## EXERCISE AIM:
Skip the pictures and repeat each line of the data exactly.

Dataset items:
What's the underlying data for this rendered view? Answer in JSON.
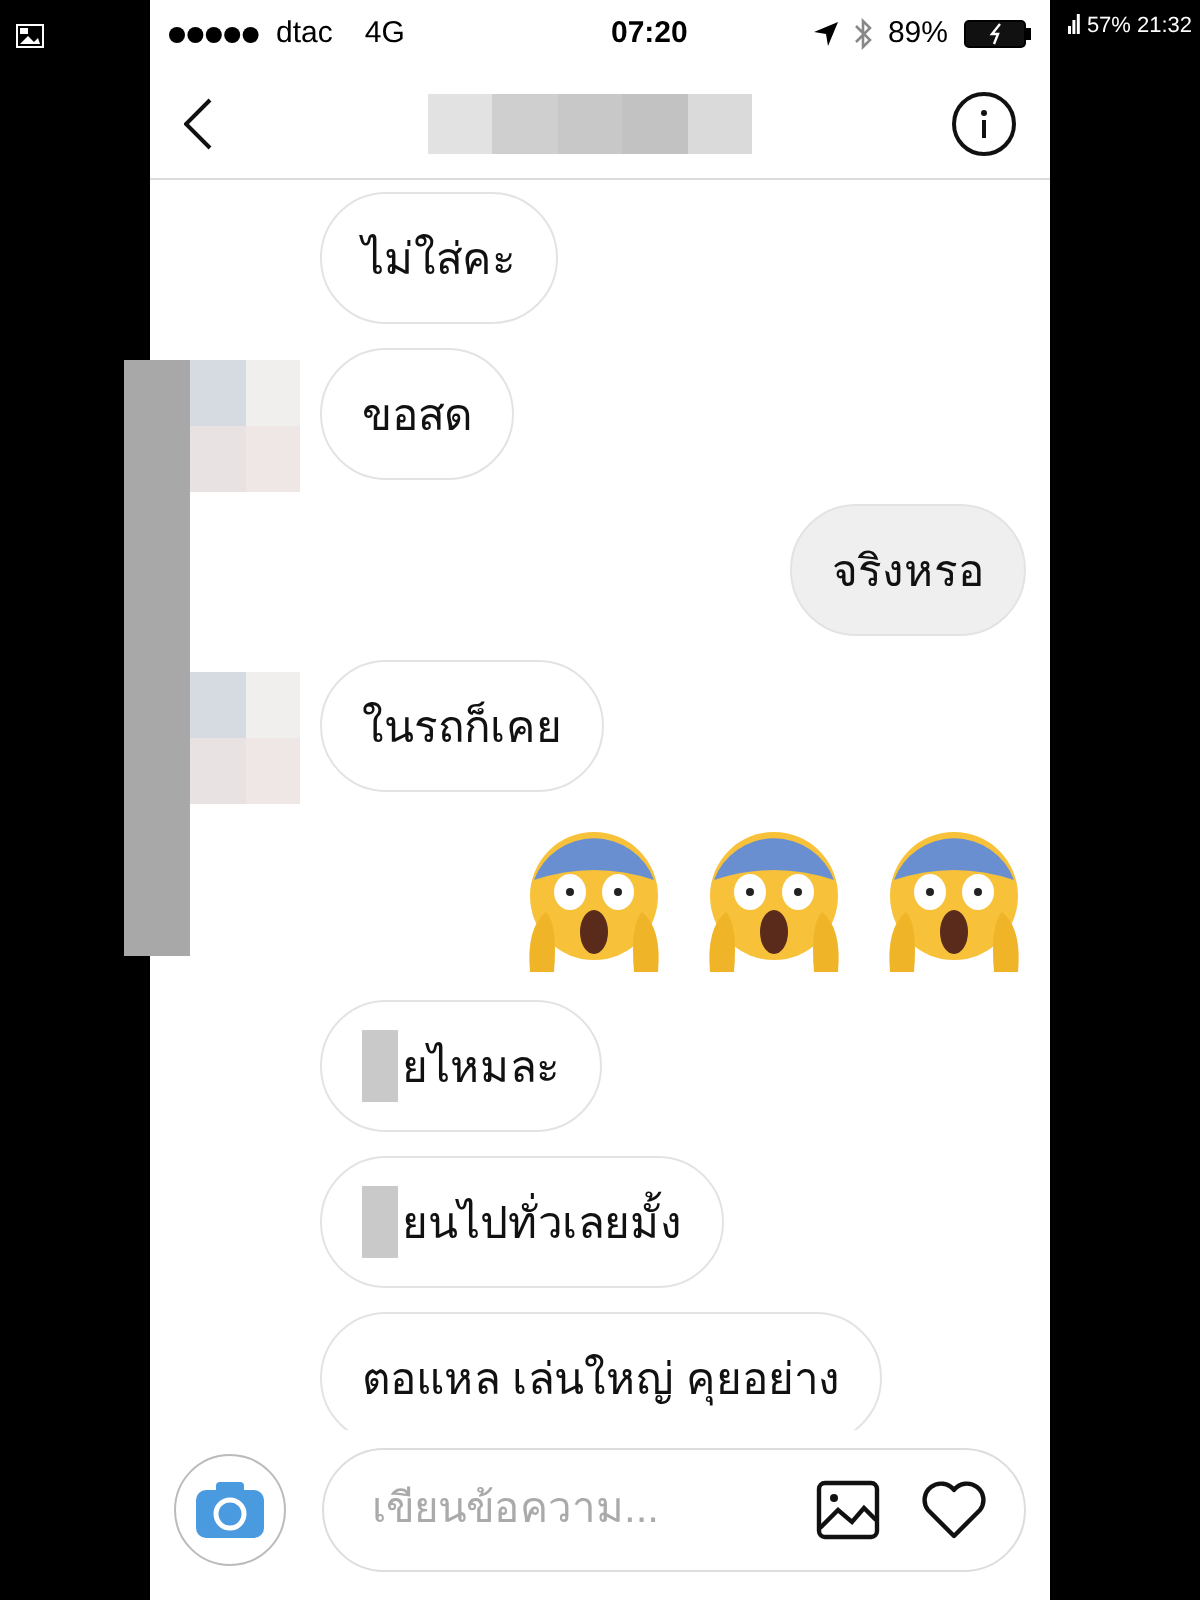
{
  "tablet_status": {
    "battery": "57%",
    "time": "21:32"
  },
  "phone_status": {
    "carrier": "dtac",
    "network": "4G",
    "time": "07:20",
    "battery": "89%"
  },
  "header": {
    "title_redacted": true
  },
  "messages": [
    {
      "kind": "incoming",
      "text": "ไม่ใส่คะ",
      "avatar_redacted": false,
      "text_redacted": false
    },
    {
      "kind": "incoming",
      "text": "ขอสด",
      "avatar_redacted": true,
      "text_redacted": false
    },
    {
      "kind": "outgoing",
      "text": "จริงหรอ",
      "avatar_redacted": false,
      "text_redacted": false
    },
    {
      "kind": "incoming",
      "text": "ในรถก็เคย",
      "avatar_redacted": true,
      "text_redacted": false
    },
    {
      "kind": "outgoing_emoji",
      "items": [
        {
          "kind": "scream"
        },
        {
          "kind": "scream"
        },
        {
          "kind": "scream"
        }
      ]
    },
    {
      "kind": "incoming",
      "text": "ยไหมละ",
      "avatar_redacted": false,
      "text_redacted": true
    },
    {
      "kind": "incoming",
      "text": "ยนไปทั่วเลยมั้ง",
      "avatar_redacted": false,
      "text_redacted": true
    },
    {
      "kind": "incoming",
      "text": "ตอแหล เล่นใหญ่ คุยอย่าง",
      "avatar_redacted": false,
      "text_redacted": false
    }
  ],
  "composer": {
    "placeholder": "เขียนข้อความ..."
  }
}
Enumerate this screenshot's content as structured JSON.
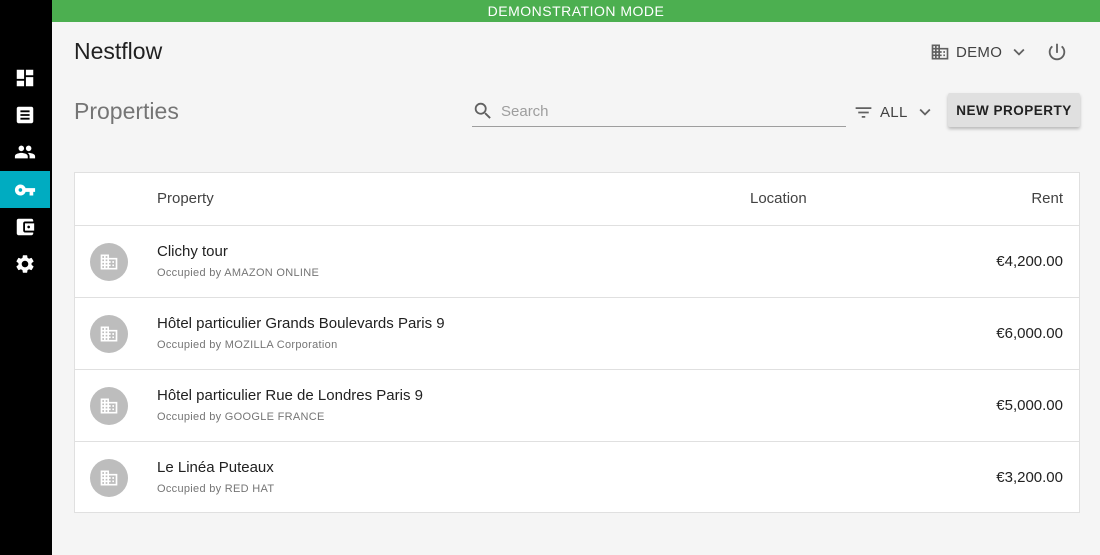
{
  "banner": {
    "text": "DEMONSTRATION MODE"
  },
  "app": {
    "title": "Nestflow"
  },
  "sidebar": {
    "items": [
      {
        "icon": "dashboard-icon",
        "active": false
      },
      {
        "icon": "document-icon",
        "active": false
      },
      {
        "icon": "people-icon",
        "active": false
      },
      {
        "icon": "key-icon",
        "active": true
      },
      {
        "icon": "wallet-icon",
        "active": false
      },
      {
        "icon": "gear-icon",
        "active": false
      }
    ]
  },
  "header": {
    "org_label": "DEMO"
  },
  "page": {
    "title": "Properties"
  },
  "search": {
    "placeholder": "Search",
    "value": ""
  },
  "filter": {
    "label": "ALL"
  },
  "actions": {
    "new_property_label": "NEW PROPERTY"
  },
  "table": {
    "columns": {
      "property": "Property",
      "location": "Location",
      "rent": "Rent"
    },
    "rows": [
      {
        "name": "Clichy tour",
        "occupant": "Occupied by AMAZON ONLINE",
        "location": "",
        "rent": "€4,200.00"
      },
      {
        "name": "Hôtel particulier Grands Boulevards Paris 9",
        "occupant": "Occupied by MOZILLA Corporation",
        "location": "",
        "rent": "€6,000.00"
      },
      {
        "name": "Hôtel particulier Rue de Londres Paris 9",
        "occupant": "Occupied by GOOGLE FRANCE",
        "location": "",
        "rent": "€5,000.00"
      },
      {
        "name": "Le Linéa Puteaux",
        "occupant": "Occupied by RED HAT",
        "location": "",
        "rent": "€3,200.00"
      }
    ]
  },
  "colors": {
    "banner": "#4caf50",
    "sidebar": "#000000",
    "active_nav": "#00acc1",
    "background": "#f5f5f5"
  }
}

## FULL RESPONSE:
What's the underlying data for this rendered view? Answer in JSON.
{
  "tablet_status": {
    "battery": "57%",
    "time": "21:32"
  },
  "phone_status": {
    "carrier": "dtac",
    "network": "4G",
    "time": "07:20",
    "battery": "89%"
  },
  "header": {
    "title_redacted": true
  },
  "messages": [
    {
      "kind": "incoming",
      "text": "ไม่ใส่คะ",
      "avatar_redacted": false,
      "text_redacted": false
    },
    {
      "kind": "incoming",
      "text": "ขอสด",
      "avatar_redacted": true,
      "text_redacted": false
    },
    {
      "kind": "outgoing",
      "text": "จริงหรอ",
      "avatar_redacted": false,
      "text_redacted": false
    },
    {
      "kind": "incoming",
      "text": "ในรถก็เคย",
      "avatar_redacted": true,
      "text_redacted": false
    },
    {
      "kind": "outgoing_emoji",
      "items": [
        {
          "kind": "scream"
        },
        {
          "kind": "scream"
        },
        {
          "kind": "scream"
        }
      ]
    },
    {
      "kind": "incoming",
      "text": "ยไหมละ",
      "avatar_redacted": false,
      "text_redacted": true
    },
    {
      "kind": "incoming",
      "text": "ยนไปทั่วเลยมั้ง",
      "avatar_redacted": false,
      "text_redacted": true
    },
    {
      "kind": "incoming",
      "text": "ตอแหล เล่นใหญ่ คุยอย่าง",
      "avatar_redacted": false,
      "text_redacted": false
    }
  ],
  "composer": {
    "placeholder": "เขียนข้อความ..."
  }
}
Enumerate this screenshot's content as structured JSON.
{
  "banner": {
    "text": "DEMONSTRATION MODE"
  },
  "app": {
    "title": "Nestflow"
  },
  "sidebar": {
    "items": [
      {
        "icon": "dashboard-icon",
        "active": false
      },
      {
        "icon": "document-icon",
        "active": false
      },
      {
        "icon": "people-icon",
        "active": false
      },
      {
        "icon": "key-icon",
        "active": true
      },
      {
        "icon": "wallet-icon",
        "active": false
      },
      {
        "icon": "gear-icon",
        "active": false
      }
    ]
  },
  "header": {
    "org_label": "DEMO"
  },
  "page": {
    "title": "Properties"
  },
  "search": {
    "placeholder": "Search",
    "value": ""
  },
  "filter": {
    "label": "ALL"
  },
  "actions": {
    "new_property_label": "NEW PROPERTY"
  },
  "table": {
    "columns": {
      "property": "Property",
      "location": "Location",
      "rent": "Rent"
    },
    "rows": [
      {
        "name": "Clichy tour",
        "occupant": "Occupied by AMAZON ONLINE",
        "location": "",
        "rent": "€4,200.00"
      },
      {
        "name": "Hôtel particulier Grands Boulevards Paris 9",
        "occupant": "Occupied by MOZILLA Corporation",
        "location": "",
        "rent": "€6,000.00"
      },
      {
        "name": "Hôtel particulier Rue de Londres Paris 9",
        "occupant": "Occupied by GOOGLE FRANCE",
        "location": "",
        "rent": "€5,000.00"
      },
      {
        "name": "Le Linéa Puteaux",
        "occupant": "Occupied by RED HAT",
        "location": "",
        "rent": "€3,200.00"
      }
    ]
  },
  "colors": {
    "banner": "#4caf50",
    "sidebar": "#000000",
    "active_nav": "#00acc1",
    "background": "#f5f5f5"
  }
}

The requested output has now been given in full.